**Selected text**.

--- --- ---

Any comments or suggestions are welcomed.

Regards,
Gu

On 05/14/2015 07:33 PM, Gu Zheng wrote:

> Yasuaki Ishimatsu found that with node online/offline, cpu<->node
> relationship is established. Because workqueue uses a info which
> was established at boot time, but it may be changed by node hotpluging.
> 
> Once pool->node points to a stale node, following allocation failure
> happens.
>   ==
>      SLUB: Unable to allocate memory on node 2 (gfp=0x80d0)
>       cache: kmalloc-192, object size: 192, buffer size: 192, default
> order:
>     1, min order: 0
>       node 0: slabs: 6172, objs: 259224, free: 245741
>       node 1: slabs: 3261, objs: 136962, free: 127656
>   ==
> 
> As the apicid <---> pxm and pxm <--> node relationship are persistent, then
> the apicid <--> node mapping is persistent, so the root cause is the
> cpu-id <-> lapicid mapping is not persistent (because the currently
> implementation always choose the first free cpu id for the new added cpu).
> If we can build persistent cpu-id <-> lapicid relationship, this problem
> will be fixed.
> 
> This patch tries to build the whole world mapping cpuid <-> apicid <-> pxm <-> node
> for all possible processor at the boot, the detail implementation are 2 steps:
> 
> Step1: generate a logic cpu id for all the local apic (both enabled and dsiabled)
>        when register local apic
> Step2: map the cpu to the phyical node via an additional acpi ns walk for processor.

--- --- ---

**Records provided**.
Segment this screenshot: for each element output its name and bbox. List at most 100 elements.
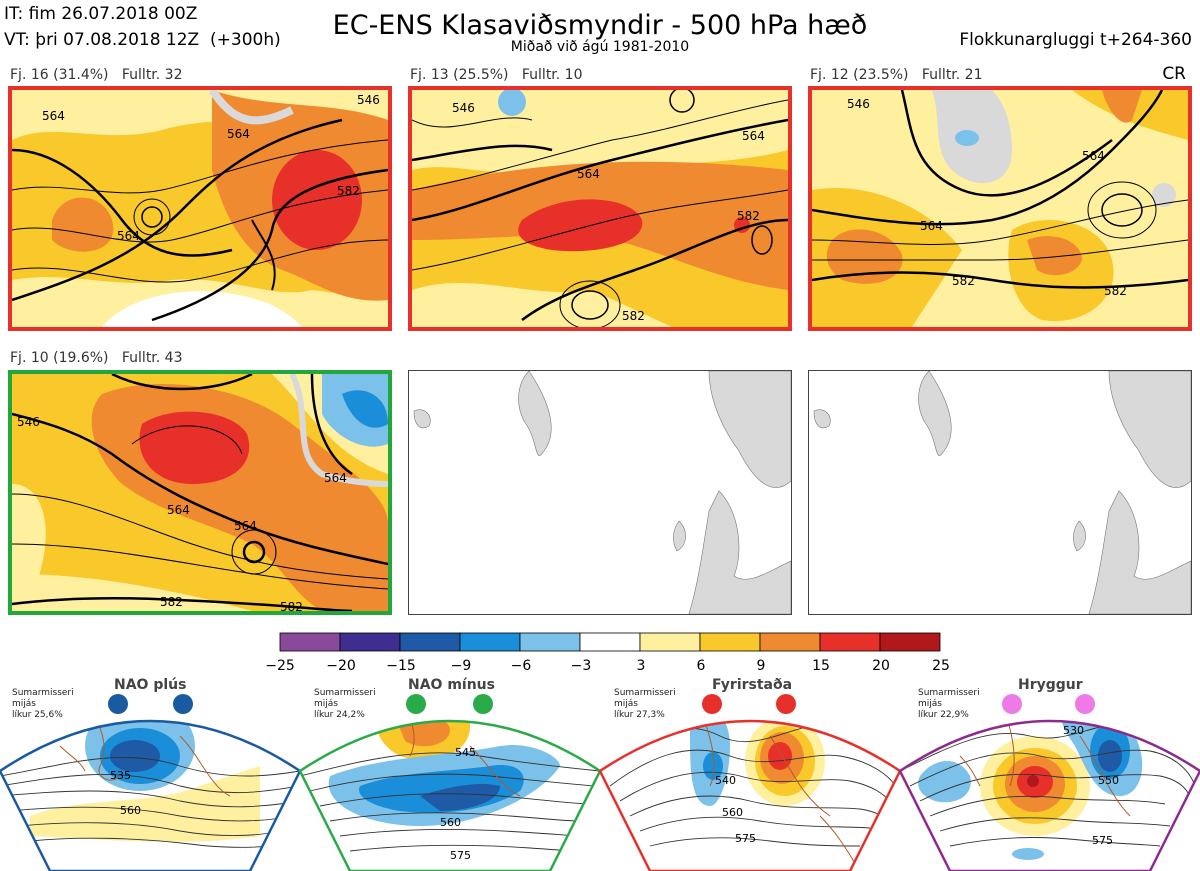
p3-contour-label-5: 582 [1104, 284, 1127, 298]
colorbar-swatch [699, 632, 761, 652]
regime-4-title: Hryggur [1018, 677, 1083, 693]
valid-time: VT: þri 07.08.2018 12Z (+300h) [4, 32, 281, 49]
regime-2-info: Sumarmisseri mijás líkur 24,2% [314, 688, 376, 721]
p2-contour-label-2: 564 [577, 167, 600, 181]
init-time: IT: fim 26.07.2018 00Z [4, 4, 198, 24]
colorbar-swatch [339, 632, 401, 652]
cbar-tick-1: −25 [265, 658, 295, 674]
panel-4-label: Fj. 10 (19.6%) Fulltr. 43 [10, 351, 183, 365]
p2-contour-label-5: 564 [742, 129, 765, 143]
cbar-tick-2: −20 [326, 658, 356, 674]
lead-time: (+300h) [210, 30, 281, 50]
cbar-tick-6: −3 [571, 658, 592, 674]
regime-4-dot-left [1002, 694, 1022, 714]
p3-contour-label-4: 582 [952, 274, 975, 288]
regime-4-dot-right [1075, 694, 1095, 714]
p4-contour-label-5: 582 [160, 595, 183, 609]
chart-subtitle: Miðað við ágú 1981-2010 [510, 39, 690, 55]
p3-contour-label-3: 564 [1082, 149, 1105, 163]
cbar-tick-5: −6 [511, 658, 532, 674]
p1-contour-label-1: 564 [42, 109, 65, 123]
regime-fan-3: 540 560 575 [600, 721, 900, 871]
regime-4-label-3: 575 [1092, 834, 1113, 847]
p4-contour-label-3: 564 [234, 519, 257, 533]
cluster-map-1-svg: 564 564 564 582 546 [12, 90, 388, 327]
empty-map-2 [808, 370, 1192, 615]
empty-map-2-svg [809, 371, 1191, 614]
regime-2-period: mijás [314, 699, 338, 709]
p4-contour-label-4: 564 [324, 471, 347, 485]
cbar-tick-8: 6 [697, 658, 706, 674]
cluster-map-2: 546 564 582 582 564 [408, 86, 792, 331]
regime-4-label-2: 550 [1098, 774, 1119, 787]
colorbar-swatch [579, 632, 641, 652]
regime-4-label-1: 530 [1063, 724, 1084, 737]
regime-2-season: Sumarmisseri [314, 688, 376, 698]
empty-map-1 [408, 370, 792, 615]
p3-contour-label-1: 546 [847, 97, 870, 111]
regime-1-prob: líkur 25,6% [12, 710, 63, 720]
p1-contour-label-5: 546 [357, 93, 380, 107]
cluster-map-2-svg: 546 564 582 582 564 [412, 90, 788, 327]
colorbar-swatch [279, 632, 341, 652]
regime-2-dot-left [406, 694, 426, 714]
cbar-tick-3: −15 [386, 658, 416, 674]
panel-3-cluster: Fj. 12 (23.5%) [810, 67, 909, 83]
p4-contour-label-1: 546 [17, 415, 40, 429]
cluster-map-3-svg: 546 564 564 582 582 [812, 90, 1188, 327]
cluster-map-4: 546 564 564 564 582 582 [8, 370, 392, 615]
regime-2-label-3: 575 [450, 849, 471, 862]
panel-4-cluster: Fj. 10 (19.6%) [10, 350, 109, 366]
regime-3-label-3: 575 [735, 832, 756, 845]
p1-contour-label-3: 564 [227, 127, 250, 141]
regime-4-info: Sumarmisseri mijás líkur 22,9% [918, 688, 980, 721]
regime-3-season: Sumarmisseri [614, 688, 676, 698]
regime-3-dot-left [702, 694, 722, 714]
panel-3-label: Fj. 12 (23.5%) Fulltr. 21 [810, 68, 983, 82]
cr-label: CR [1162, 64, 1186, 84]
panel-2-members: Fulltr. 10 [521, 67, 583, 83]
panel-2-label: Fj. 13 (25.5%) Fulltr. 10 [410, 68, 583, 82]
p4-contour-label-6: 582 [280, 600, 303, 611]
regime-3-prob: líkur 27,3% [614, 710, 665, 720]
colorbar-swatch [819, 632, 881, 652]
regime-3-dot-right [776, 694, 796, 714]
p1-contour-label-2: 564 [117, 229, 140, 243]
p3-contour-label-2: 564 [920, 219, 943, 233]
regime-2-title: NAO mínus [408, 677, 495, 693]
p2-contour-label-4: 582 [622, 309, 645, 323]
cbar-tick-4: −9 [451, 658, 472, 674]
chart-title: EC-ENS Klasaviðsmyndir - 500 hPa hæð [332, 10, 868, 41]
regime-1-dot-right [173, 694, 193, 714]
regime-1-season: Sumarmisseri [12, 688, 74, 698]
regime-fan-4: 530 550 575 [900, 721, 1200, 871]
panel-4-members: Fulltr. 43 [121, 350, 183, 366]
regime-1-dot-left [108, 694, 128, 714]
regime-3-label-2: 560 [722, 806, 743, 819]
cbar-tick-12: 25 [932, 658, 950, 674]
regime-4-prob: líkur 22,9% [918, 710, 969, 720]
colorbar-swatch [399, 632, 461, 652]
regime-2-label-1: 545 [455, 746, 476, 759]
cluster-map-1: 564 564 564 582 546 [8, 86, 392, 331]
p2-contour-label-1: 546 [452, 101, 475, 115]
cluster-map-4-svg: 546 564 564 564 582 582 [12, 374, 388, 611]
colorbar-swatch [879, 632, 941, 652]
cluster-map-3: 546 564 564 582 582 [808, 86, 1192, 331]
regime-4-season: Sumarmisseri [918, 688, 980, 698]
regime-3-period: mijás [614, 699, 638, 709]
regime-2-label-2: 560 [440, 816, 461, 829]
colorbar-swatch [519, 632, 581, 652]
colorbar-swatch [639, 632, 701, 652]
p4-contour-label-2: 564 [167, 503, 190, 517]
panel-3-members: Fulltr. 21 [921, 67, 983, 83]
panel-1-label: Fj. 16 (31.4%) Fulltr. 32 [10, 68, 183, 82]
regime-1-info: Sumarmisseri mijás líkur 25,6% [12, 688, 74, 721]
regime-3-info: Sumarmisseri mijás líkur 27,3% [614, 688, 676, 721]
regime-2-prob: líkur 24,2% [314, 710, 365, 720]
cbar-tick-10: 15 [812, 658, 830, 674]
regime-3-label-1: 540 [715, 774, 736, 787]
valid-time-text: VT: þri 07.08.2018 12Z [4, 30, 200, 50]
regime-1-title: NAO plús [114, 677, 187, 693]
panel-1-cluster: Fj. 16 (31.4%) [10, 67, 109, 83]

--- --- ---

**Requirement A**.
Can you return, verbatim, the part of the kernel patch message starting with "Any comments or" and going on through "by node hotpluging."?
**Requirement B**.
Could you output as a numbered list the lines of the listing starting with the line with "p3-contour-label-5: 582 [1104, 284, 1127, 298]" and going on through the line with "empty-map-2 [808, 370, 1192, 615]", both included, leaving out blank lines?

**Solution A**.
Any comments or suggestions are welcomed.

Regards,
Gu

On 05/14/2015 07:33 PM, Gu Zheng wrote:

> Yasuaki Ishimatsu found that with node online/offline, cpu<->node
> relationship is established. Because workqueue uses a info which
> was established at boot time, but it may be changed by node hotpluging.

**Solution B**.
1. p3-contour-label-5: 582 [1104, 284, 1127, 298]
2. colorbar-swatch [699, 632, 761, 652]
3. regime-4-title: Hryggur [1018, 677, 1083, 693]
4. valid-time: VT: þri 07.08.2018 12Z (+300h) [4, 32, 281, 49]
5. regime-2-info: Sumarmisseri mijás líkur 24,2% [314, 688, 376, 721]
6. p2-contour-label-2: 564 [577, 167, 600, 181]
7. init-time: IT: fim 26.07.2018 00Z [4, 4, 198, 24]
8. colorbar-swatch [339, 632, 401, 652]
9. cbar-tick-1: −25 [265, 658, 295, 674]
10. panel-4-label: Fj. 10 (19.6%) Fulltr. 43 [10, 351, 183, 365]
11. p2-contour-label-5: 564 [742, 129, 765, 143]
12. cbar-tick-2: −20 [326, 658, 356, 674]
13. lead-time: (+300h) [210, 30, 281, 50]
14. cbar-tick-6: −3 [571, 658, 592, 674]
15. regime-4-dot-left [1002, 694, 1022, 714]
16. p3-contour-label-4: 582 [952, 274, 975, 288]
17. regime-4-dot-right [1075, 694, 1095, 714]
18. p4-contour-label-5: 582 [160, 595, 183, 609]
19. chart-subtitle: Miðað við ágú 1981-2010 [510, 39, 690, 55]
20. p3-contour-label-3: 564 [1082, 149, 1105, 163]
21. cbar-tick-5: −6 [511, 658, 532, 674]
22. p1-contour-label-1: 564 [42, 109, 65, 123]
23. regime-fan-3: 540 560 575 [600, 721, 900, 871]
24. regime-4-label-3: 575 [1092, 834, 1113, 847]
25. p4-contour-label-3: 564 [234, 519, 257, 533]
26. cluster-map-1-svg: 564 564 564 582 546 [12, 90, 388, 327]
27. empty-map-2 [808, 370, 1192, 615]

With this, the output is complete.